→ Orientação a
Responda a estas perguntas sobre o texto do desprendimento:
(i) O que o cronista tenta descobrir?
(ii) Em que dia surgiu a questão do desprendimento?
(iii) Quem, segundo o texto, é realmente desprendido?

→ Texto dado
---*---

O cronista é um tipo de filósofo do
cotidiano, que tenta descobrir respostas para as questões corriqueiras da vida,
nesse ato contínuo e constante de relatar o simples. As indagações são geradas no pensamento e
nascem sob todas as formas. Perguntas sobre a essência das coisas, dos
sentimentos, das experiências, das situações que surgem “a torto e a direito”,
provocam e instigam o escritor. E o
escritor é, também, um leitor. Tem o hábito de ler, nas entrelinhas da
sensibilidade, ao que a realidade retrata em tudo e todos que o rodeiam e
inclusive em si próprio.
Num desprendimento natural as
palavras se desapegam das idéias e se acomodam na grafia. Daí, se plasmam na
tela do computador na medida em que são dedilhadas.
E a questão surgida, pensada e
esmiuçada, nesse domingo, é exatamente essa: o desprendimento. Mas o desprendimento praticado de um jeito
invisível, sem que se perceba ou se possa ler.
É o desprendimento exercitado inconscientemente. O desatar dos nós, o soltar as amarras,
quando o melhor a fazer é se desapegar, mesmo que seja o oposto do que se quer.
Atitude extremamente difícil de ser
exercitada. E, no entanto, é mais
costumeira do que se imagina. Dizem,
até, que devemos treinar o desapego como maneira de aprimoramento
interior. Prática que pode levar à
perfeição, embora, particularmente, eu prefira ser a mais imperfeita das
criaturas no que se refere ao assunto.
Por quê? Porque dói.
Dói muito. Dói por dentro e por fora.
Dói na pele e dói na alma.
Despojar-se de uma companhia, despedir-se de um afeto, privar-se de um
prazer, sacrificar-se por alguém, renunciar a um bem, sair de cena, desvincular-se
de uma relação.
Desprendimento é entrega plena,
virtude de seres raros. Alguns propagam
em alto e bom tom que são desprendidos. Os que calam é que realmente o são.
Desnecessário apregoar a virtude que, ao menor sinal de perigo, desaparece por
completo.
Tenho uma pontinha de inveja dos
privilegiados que conseguem se desvincular de si mesmos e ultrapassar os
limites do despojamento. Claro que, principalmente, faço referência às entregas
intangíveis, ao que é impalpável, apesar de saber do quanto é custoso, para
alguns, se desprenderem de objetos.

---*---

→ Orientação b
Conte quantas linhas dos registros trazem a palavra "network" e informe só o número.

Linhas de dados:
---*---

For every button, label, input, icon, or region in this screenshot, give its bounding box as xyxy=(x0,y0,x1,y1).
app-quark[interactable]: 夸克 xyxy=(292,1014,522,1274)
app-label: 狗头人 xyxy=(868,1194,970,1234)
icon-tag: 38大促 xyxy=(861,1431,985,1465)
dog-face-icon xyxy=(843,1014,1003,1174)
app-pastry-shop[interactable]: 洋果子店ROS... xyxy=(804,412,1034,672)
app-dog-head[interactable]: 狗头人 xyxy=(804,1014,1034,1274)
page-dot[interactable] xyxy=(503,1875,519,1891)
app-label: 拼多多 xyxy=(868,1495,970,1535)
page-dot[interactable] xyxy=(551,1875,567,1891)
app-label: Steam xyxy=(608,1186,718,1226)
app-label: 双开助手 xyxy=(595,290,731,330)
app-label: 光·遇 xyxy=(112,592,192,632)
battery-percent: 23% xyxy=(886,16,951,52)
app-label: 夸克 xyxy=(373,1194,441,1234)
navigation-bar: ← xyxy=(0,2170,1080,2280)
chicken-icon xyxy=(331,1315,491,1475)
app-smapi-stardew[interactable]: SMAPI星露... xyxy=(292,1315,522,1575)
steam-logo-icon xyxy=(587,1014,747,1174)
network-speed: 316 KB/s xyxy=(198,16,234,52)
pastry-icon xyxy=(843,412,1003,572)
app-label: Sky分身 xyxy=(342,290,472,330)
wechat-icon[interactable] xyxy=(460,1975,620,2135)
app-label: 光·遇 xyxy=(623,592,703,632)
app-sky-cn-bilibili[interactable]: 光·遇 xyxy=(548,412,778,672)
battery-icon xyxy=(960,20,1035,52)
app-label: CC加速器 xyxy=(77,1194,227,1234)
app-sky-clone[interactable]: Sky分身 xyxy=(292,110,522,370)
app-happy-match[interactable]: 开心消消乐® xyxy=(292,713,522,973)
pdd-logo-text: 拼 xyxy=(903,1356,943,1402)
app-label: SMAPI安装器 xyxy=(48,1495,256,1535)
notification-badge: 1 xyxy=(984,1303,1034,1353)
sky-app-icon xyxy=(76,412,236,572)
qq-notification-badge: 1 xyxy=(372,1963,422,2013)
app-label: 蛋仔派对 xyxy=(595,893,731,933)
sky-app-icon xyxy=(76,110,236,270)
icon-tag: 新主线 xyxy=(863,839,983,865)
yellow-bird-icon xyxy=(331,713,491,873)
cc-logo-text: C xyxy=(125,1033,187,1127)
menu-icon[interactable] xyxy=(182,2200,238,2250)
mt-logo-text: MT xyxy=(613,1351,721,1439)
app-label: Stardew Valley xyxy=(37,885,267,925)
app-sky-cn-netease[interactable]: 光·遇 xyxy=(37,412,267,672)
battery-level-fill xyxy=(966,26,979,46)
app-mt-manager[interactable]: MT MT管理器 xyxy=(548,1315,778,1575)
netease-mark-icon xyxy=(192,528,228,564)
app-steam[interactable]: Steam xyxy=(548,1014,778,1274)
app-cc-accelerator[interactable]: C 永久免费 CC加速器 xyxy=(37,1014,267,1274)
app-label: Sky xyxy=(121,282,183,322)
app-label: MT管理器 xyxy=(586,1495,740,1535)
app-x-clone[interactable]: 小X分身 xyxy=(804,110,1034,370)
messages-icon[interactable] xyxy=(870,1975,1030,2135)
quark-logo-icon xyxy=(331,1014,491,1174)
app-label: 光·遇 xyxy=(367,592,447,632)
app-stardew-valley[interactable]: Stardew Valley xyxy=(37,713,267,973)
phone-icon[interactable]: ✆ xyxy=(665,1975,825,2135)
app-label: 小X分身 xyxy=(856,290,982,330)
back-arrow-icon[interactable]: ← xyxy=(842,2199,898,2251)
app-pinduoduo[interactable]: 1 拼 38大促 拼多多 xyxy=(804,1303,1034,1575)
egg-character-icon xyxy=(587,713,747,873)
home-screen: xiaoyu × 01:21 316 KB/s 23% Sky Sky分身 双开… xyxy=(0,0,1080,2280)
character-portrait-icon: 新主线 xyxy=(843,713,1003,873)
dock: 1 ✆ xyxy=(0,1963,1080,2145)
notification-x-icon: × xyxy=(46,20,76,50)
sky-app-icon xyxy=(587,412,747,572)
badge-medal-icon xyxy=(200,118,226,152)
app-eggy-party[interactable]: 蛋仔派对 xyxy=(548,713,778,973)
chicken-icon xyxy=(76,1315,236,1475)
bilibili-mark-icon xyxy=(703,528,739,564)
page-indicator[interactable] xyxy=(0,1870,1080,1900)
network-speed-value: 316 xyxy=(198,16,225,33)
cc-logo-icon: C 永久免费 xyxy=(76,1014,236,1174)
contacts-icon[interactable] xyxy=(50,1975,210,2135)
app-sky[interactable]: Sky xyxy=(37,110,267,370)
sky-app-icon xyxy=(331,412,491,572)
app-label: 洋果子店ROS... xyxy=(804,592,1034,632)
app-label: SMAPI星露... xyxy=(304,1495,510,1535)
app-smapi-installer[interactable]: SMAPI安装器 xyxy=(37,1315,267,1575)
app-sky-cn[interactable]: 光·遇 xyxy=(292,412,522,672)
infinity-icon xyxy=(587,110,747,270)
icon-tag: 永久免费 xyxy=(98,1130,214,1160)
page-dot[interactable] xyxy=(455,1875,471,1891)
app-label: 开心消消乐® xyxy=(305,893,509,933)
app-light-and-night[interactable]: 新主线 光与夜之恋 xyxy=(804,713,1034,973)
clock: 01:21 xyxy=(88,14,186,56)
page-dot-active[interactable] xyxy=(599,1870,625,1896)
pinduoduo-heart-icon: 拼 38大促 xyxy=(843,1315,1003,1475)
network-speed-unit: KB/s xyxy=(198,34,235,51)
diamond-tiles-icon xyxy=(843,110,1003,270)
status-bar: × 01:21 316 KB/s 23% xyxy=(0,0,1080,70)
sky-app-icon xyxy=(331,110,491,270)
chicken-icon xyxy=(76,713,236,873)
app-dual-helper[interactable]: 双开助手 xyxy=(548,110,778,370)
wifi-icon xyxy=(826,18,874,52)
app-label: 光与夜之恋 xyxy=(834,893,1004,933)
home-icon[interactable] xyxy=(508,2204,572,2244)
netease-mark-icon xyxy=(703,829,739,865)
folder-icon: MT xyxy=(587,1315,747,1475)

---*---

→ Resposta a
(i) Respostas para as questões corriqueiras da vida.
(ii) No domingo.
(iii) Os que calam.

→ Resposta b
3